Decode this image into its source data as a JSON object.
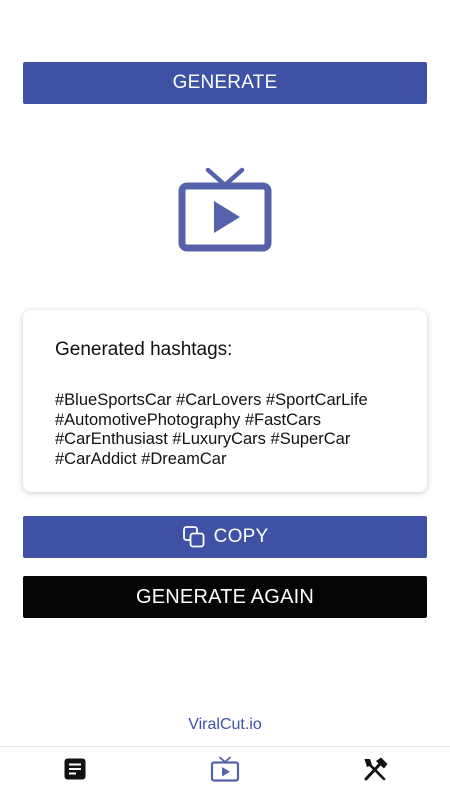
{
  "colors": {
    "primary": "#3f51a4",
    "dark_button": "#040606",
    "text": "#111111",
    "link": "#3f51a4"
  },
  "generate_button": {
    "label": "GENERATE"
  },
  "hero": {
    "icon": "tv-play-icon"
  },
  "hashtags_card": {
    "title": "Generated hashtags:",
    "hashtags": "#BlueSportsCar #CarLovers #SportCarLife #AutomotivePhotography #FastCars #CarEnthusiast #LuxuryCars #SuperCar #CarAddict #DreamCar"
  },
  "copy_button": {
    "label": "COPY",
    "icon": "copy-icon"
  },
  "generate_again_button": {
    "label": "GENERATE AGAIN"
  },
  "footer": {
    "link_text": "ViralCut.io"
  },
  "tabbar": {
    "tabs": [
      {
        "icon": "document-icon"
      },
      {
        "icon": "tv-play-icon",
        "active": true
      },
      {
        "icon": "tools-icon"
      }
    ]
  }
}
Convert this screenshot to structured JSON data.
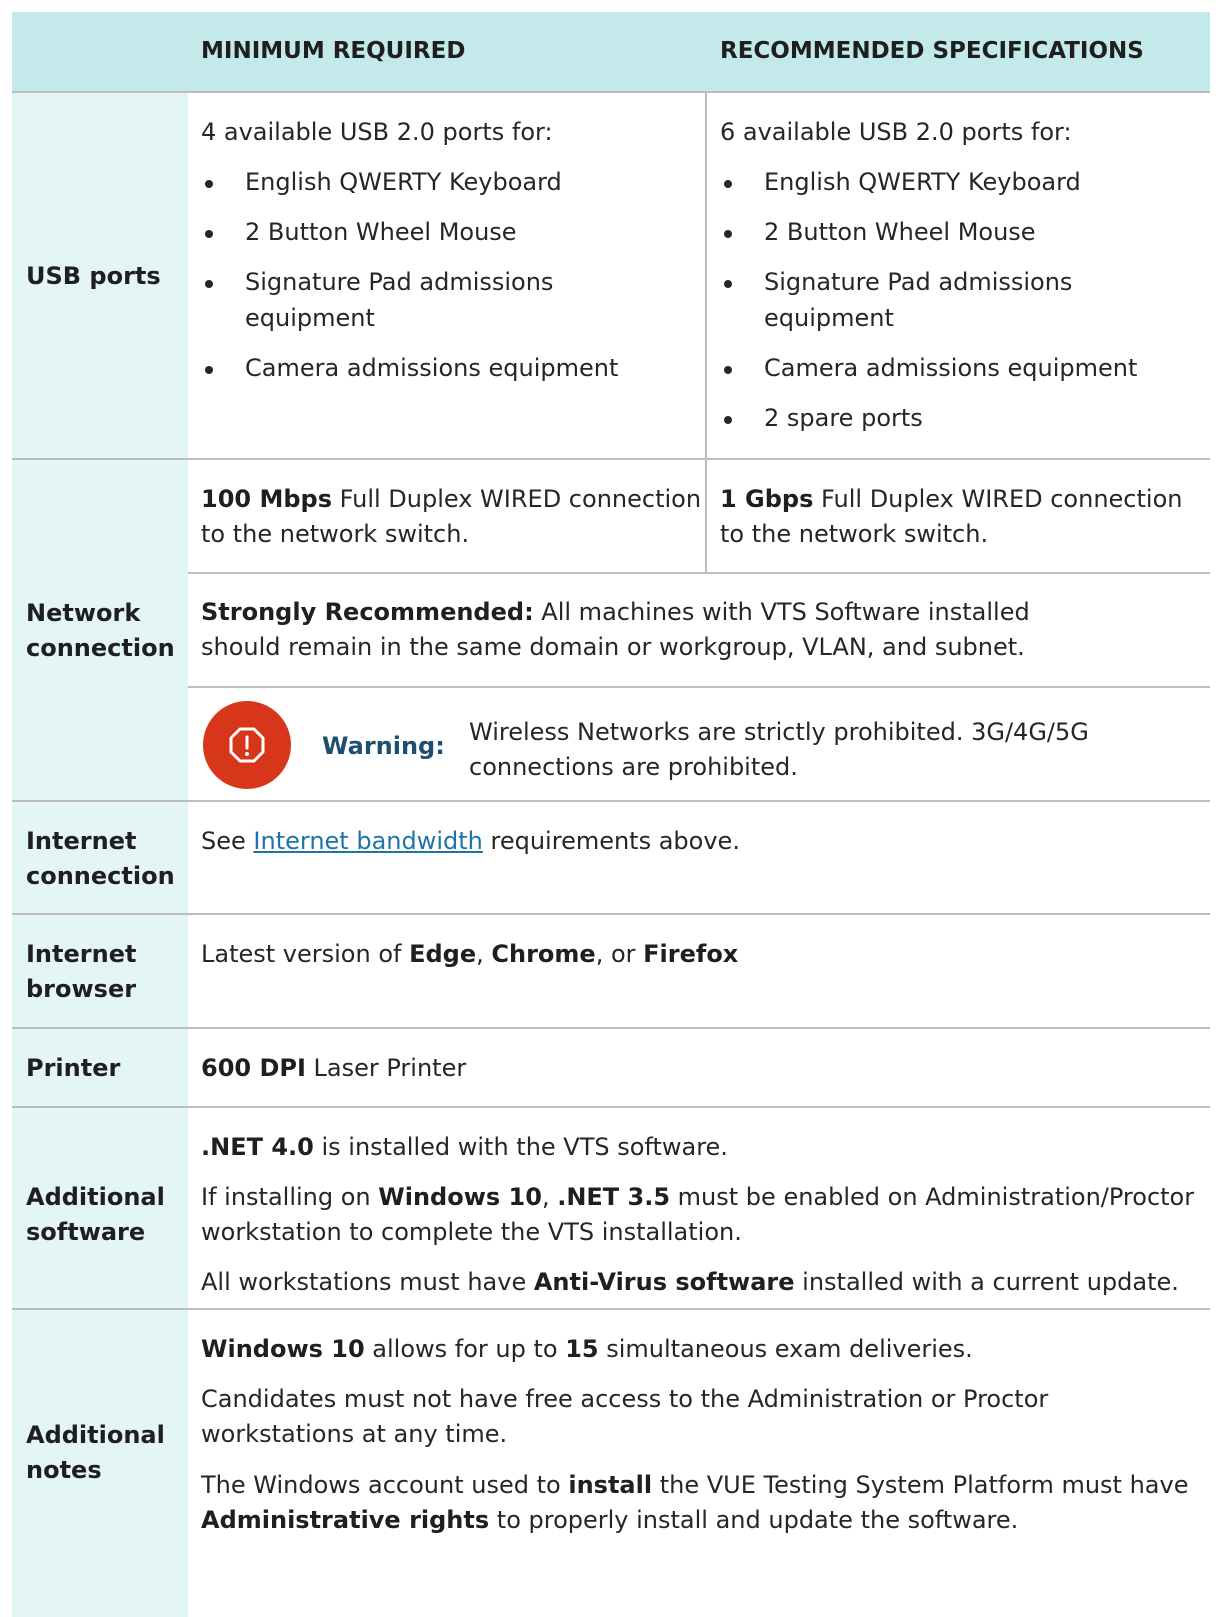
{
  "header": {
    "col_min": "MINIMUM REQUIRED",
    "col_rec": "RECOMMENDED SPECIFICATIONS"
  },
  "usb": {
    "label": "USB ports",
    "min_intro": "4 available USB 2.0 ports for:",
    "min_items": [
      "English QWERTY Keyboard",
      "2 Button Wheel Mouse",
      "Signature Pad admissions",
      "equipment",
      "Camera admissions equipment"
    ],
    "rec_intro": "6 available USB 2.0 ports for:",
    "rec_items": [
      "English QWERTY Keyboard",
      "2 Button Wheel Mouse",
      "Signature Pad admissions",
      "equipment",
      "Camera admissions equipment",
      "2 spare ports"
    ]
  },
  "network": {
    "label_1": "Network",
    "label_2": "connection",
    "min_bold": "100 Mbps",
    "min_rest": " Full Duplex WIRED connection",
    "min_line2": "to the network switch.",
    "rec_bold": "1 Gbps",
    "rec_rest": " Full Duplex WIRED connection",
    "rec_line2": "to the network switch.",
    "strong_bold": "Strongly Recommended:",
    "strong_rest": " All machines with VTS Software installed",
    "strong_line2": "should remain in the same domain or workgroup, VLAN, and subnet.",
    "warning_label": "Warning:",
    "warning_line1": "Wireless Networks are strictly prohibited. 3G/4G/5G",
    "warning_line2": "connections are prohibited.",
    "warning_icon": "warning-octagon-icon"
  },
  "internet": {
    "label_1": "Internet",
    "label_2": "connection",
    "pre": "See ",
    "link": "Internet bandwidth",
    "post": " requirements above."
  },
  "browser": {
    "label_1": "Internet",
    "label_2": "browser",
    "pre": "Latest version of ",
    "b1": "Edge",
    "s1": ", ",
    "b2": "Chrome",
    "s2": ", or ",
    "b3": "Firefox"
  },
  "printer": {
    "label": "Printer",
    "bold": "600 DPI",
    "rest": " Laser Printer"
  },
  "software": {
    "label_1": "Additional",
    "label_2": "software",
    "net_bold": ".NET 4.0",
    "net_rest": " is installed with the VTS software.",
    "if_pre": "If installing on ",
    "if_b1": "Windows 10",
    "if_s1": ", ",
    "if_b2": ".NET 3.5",
    "if_rest": " must be enabled on Administration/Proctor",
    "if_line2": "workstation to complete the VTS installation.",
    "av_pre": "All workstations must have ",
    "av_bold": "Anti-Virus software",
    "av_rest": " installed with a current update."
  },
  "notes": {
    "label_1": "Additional",
    "label_2": "notes",
    "w_bold": "Windows 10",
    "w_mid": " allows for up to ",
    "w_num": "15",
    "w_rest": " simultaneous exam deliveries.",
    "c_line1": "Candidates must not have free access to the Administration or Proctor",
    "c_line2": "workstations at any time.",
    "a_pre": "The Windows account used to ",
    "a_bold": "install",
    "a_rest": " the VUE Testing System Platform must have",
    "a2_bold": "Administrative rights",
    "a2_rest": " to properly install and update the software."
  },
  "colors": {
    "header_bg": "#c3e9ea",
    "label_bg": "#e3f5f5",
    "warning": "#d8361a",
    "warning_text": "#1d4f6e",
    "link": "#1f73a8"
  }
}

==============================

YOUR OBJECTIVE: Scan the data above for the string "Windows" and copy each line where it appears.

EXERCISE ANSWER:
    "if_b1": "Windows 10",
    "w_bold": "Windows 10",
    "a_pre": "The Windows account used to ",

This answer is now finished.